◆ Aim 1
Copy the part of the boat owners' thread starting at "11. Big cockpit, deep" and ending at "holding tank..., yet.".

◆ Provided text
1- Easily handled fractional rig (but see dislike #2)
2- Interior layout (great aft berth esp considering dislike #1)
3- Fit and finish - good all round
4- Looks (except from dead astern)
5- Pathfinder/VW engine (lots of power, inexp. parts, familiarity)
6- Headroom (min 6'2" throughout except aft cabin)
7- Uniqueness (not another Catabenehunter)
8- Price/affordability
9- Deck layout/deck gear
10- Good light and ventilation
11- Clever transom stowage/liferaft compartment
12- Running backs not strictly necessary
13- Maneuverability in reverse - excellent

Dislikes:

1- Pinched '80s stern
2- Slightly underpowered at times
3- Cramped cockpit (see dislike #1) but OK for two
4- Single spreader rig (simple and functional but would prefer double spreader rig and perhaps jumpers. My friend's Ericson 33 rig would be a great drop-in but he seems to need it 

We looked long and hard for this most recent boat, and when this Ron Holland designed boat turned up on our radar we knew it might be "the one". Two months later, after finally selling a previous boat, she was still available (mostly due to the engine, I think) An inspection proved our instincts and things went very well from there.

With same budget would certainly by her again. Otherwise would look for a bit more cockpit next time.


----------



## PBzeer (Nov 11, 2002)

Thanks to everyone so far, for staying on topic. I think this can be a good thread for those in the market for a boat.


----------



## CharlieCobra (May 23, 2006)

1961 Knutson K-35 Yawl

Likes

1. Absolutely gorgeous head turning classic.
2. Big comfy V-berth
3. Cozy cabin with plenty of mahogany and white with oval bronze ports.
4. Bronze everywhere, still works great, looks salty.
5. Versatile rig with twin foresails.
6. Huge oven, big enough for a large pizza.
7. Pilot berth.
8. Storage everywhere.
9. Points well, great in heavy sea conditions, simply doesn't care how hard it's blowing, at least up to 60 knots anyway.
10. Perkins 50 HP.
11. Big cockpit, deep lockers.
12. Built like a tank with ribs on 10" centers and 5" thick fore and side decks.
13. Good cabinetry, nothing falls out even when laid on her side.
14. Tables everywhere, the dinette for four, two little flip ups on the aft end of each settee and a 60 Lbs monstrosity for the cockpit that looks just like the dinette table.
15. Gorgeous wood everywhere topsides.

Dislikes

1. No holding tank..., yet.
2. Old dysfunctional instruments, speed and depth only.
3. Loud engine.
4. Broken reefer, for now.
5. Backs like a drunken cow in a crosswind.
6. No settee back cushion, I reckon throw pillows will suffice.
7. No heater yet.
8. Piss poor counter top material.
9. No windlass.

Would I buy her again, in a NY minute.


----------



## Stillraining (Jan 11, 2008)

*Ok Charlie*

Beers on me Pizza on you this summer... Hay thats still on topic isint it...


----------



## soulesailor (Nov 18, 2007)

*Bristol 27, 1968*

Likes:

solid construction
classic lines
full keel hull shape
simple sloop rig (w/retro inner forestay & runners)
affordable (purchase, maintenence, improvements)

◆ Aim 2
Rewrite the records starting at their first line and ending at the line containing "collapse-button[interactable] bbox=[227, 899, 246, 918]", with "Dashboard" replaced by "Accueil" and nothing else changed.

[Entries drawn from a collection]
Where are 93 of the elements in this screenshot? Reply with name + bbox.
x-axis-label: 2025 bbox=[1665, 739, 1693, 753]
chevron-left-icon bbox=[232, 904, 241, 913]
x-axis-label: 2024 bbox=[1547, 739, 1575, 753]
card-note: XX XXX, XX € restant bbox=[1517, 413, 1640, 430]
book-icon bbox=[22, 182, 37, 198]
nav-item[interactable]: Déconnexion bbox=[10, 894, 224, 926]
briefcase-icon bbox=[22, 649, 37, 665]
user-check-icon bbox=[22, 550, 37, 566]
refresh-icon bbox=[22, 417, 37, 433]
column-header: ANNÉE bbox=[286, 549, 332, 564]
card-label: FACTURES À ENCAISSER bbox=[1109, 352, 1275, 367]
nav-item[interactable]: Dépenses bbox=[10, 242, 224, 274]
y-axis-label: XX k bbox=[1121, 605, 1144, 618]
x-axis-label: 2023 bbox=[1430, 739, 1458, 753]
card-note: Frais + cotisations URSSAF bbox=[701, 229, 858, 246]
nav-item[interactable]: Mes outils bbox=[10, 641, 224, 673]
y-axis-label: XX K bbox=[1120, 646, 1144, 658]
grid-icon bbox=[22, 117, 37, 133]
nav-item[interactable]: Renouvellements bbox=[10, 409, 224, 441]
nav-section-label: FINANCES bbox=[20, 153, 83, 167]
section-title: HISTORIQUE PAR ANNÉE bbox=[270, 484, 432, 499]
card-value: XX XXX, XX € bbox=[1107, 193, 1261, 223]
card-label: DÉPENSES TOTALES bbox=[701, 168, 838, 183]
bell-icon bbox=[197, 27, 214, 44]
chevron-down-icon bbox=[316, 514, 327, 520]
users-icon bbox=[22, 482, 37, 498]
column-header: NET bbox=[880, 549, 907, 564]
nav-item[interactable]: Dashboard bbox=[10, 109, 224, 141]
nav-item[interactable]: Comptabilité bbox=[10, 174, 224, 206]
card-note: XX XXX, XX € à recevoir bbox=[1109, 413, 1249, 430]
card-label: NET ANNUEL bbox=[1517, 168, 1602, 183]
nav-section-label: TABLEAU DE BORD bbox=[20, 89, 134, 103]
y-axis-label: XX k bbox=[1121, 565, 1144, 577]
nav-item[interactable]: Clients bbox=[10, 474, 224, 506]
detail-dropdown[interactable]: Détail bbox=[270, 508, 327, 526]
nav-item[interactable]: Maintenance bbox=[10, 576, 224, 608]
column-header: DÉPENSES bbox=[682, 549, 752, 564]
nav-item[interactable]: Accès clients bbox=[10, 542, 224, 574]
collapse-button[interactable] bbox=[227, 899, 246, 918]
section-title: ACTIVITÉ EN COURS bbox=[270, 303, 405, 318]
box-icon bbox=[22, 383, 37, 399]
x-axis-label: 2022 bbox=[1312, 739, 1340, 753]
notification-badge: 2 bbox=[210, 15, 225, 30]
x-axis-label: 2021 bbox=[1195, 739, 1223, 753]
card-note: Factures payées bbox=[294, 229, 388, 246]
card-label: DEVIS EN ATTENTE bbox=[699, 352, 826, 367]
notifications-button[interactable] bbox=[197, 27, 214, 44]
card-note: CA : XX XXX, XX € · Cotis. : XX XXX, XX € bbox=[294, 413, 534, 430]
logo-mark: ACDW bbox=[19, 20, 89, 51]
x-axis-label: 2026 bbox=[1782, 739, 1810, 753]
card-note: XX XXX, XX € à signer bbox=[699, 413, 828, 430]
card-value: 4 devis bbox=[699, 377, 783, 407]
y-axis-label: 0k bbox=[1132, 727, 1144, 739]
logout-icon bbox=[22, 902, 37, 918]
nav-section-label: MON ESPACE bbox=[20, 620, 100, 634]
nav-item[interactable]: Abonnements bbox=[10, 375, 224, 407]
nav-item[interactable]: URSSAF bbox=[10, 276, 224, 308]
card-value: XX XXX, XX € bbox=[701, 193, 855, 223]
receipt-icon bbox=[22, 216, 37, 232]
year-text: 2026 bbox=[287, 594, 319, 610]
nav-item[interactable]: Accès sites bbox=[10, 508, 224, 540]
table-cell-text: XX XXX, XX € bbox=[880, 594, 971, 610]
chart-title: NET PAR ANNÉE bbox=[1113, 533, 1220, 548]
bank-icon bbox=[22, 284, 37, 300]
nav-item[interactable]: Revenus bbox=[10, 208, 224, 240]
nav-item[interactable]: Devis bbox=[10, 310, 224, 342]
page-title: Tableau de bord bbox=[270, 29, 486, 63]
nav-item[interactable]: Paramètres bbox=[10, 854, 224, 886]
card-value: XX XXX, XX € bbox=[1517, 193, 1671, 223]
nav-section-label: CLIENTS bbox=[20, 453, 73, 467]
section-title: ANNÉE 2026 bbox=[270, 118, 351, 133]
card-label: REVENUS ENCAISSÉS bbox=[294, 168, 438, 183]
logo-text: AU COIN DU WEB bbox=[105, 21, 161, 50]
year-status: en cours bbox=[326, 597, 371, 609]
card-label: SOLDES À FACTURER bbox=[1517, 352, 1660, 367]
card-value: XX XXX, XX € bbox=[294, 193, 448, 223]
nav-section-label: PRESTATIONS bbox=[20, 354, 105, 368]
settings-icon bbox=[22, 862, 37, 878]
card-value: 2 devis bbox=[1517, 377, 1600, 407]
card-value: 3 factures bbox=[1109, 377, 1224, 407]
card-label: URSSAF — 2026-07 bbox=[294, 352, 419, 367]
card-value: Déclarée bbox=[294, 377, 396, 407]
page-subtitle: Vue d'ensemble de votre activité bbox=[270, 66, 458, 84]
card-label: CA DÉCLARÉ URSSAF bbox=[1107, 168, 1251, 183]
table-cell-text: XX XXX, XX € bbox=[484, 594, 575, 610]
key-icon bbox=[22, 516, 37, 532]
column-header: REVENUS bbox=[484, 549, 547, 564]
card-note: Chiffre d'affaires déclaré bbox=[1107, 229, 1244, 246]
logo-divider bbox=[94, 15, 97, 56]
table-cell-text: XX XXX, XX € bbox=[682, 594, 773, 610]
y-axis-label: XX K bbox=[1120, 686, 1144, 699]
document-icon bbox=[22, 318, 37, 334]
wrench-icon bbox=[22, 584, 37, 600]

◆ Task response 1
11. Big cockpit, deep lockers.
12. Built like a tank with ribs on 10" centers and 5" thick fore and side decks.
13. Good cabinetry, nothing falls out even when laid on her side.
14. Tables everywhere, the dinette for four, two little flip ups on the aft end of each settee and a 60 Lbs monstrosity for the cockpit that looks just like the dinette table.
15. Gorgeous wood everywhere topsides.

Dislikes

1. No holding tank..., yet.

◆ Task response 2
Where are 93 of the elements in this screenshot? Reply with name + bbox.
x-axis-label: 2025 bbox=[1665, 739, 1693, 753]
chevron-left-icon bbox=[232, 904, 241, 913]
x-axis-label: 2024 bbox=[1547, 739, 1575, 753]
card-note: XX XXX, XX € restant bbox=[1517, 413, 1640, 430]
book-icon bbox=[22, 182, 37, 198]
nav-item[interactable]: Déconnexion bbox=[10, 894, 224, 926]
briefcase-icon bbox=[22, 649, 37, 665]
user-check-icon bbox=[22, 550, 37, 566]
refresh-icon bbox=[22, 417, 37, 433]
column-header: ANNÉE bbox=[286, 549, 332, 564]
card-label: FACTURES À ENCAISSER bbox=[1109, 352, 1275, 367]
nav-item[interactable]: Dépenses bbox=[10, 242, 224, 274]
y-axis-label: XX k bbox=[1121, 605, 1144, 618]
x-axis-label: 2023 bbox=[1430, 739, 1458, 753]
card-note: Frais + cotisations URSSAF bbox=[701, 229, 858, 246]
nav-item[interactable]: Mes outils bbox=[10, 641, 224, 673]
y-axis-label: XX K bbox=[1120, 646, 1144, 658]
grid-icon bbox=[22, 117, 37, 133]
nav-item[interactable]: Renouvellements bbox=[10, 409, 224, 441]
nav-section-label: FINANCES bbox=[20, 153, 83, 167]
section-title: HISTORIQUE PAR ANNÉE bbox=[270, 484, 432, 499]
card-value: XX XXX, XX € bbox=[1107, 193, 1261, 223]
card-label: DÉPENSES TOTALES bbox=[701, 168, 838, 183]
bell-icon bbox=[197, 27, 214, 44]
chevron-down-icon bbox=[316, 514, 327, 520]
users-icon bbox=[22, 482, 37, 498]
column-header: NET bbox=[880, 549, 907, 564]
nav-item[interactable]: Accueil bbox=[10, 109, 224, 141]
nav-item[interactable]: Comptabilité bbox=[10, 174, 224, 206]
card-note: XX XXX, XX € à recevoir bbox=[1109, 413, 1249, 430]
card-label: NET ANNUEL bbox=[1517, 168, 1602, 183]
nav-section-label: TABLEAU DE BORD bbox=[20, 89, 134, 103]
y-axis-label: XX k bbox=[1121, 565, 1144, 577]
nav-item[interactable]: Clients bbox=[10, 474, 224, 506]
detail-dropdown[interactable]: Détail bbox=[270, 508, 327, 526]
nav-item[interactable]: Maintenance bbox=[10, 576, 224, 608]
column-header: DÉPENSES bbox=[682, 549, 752, 564]
nav-item[interactable]: Accès clients bbox=[10, 542, 224, 574]
collapse-button[interactable] bbox=[227, 899, 246, 918]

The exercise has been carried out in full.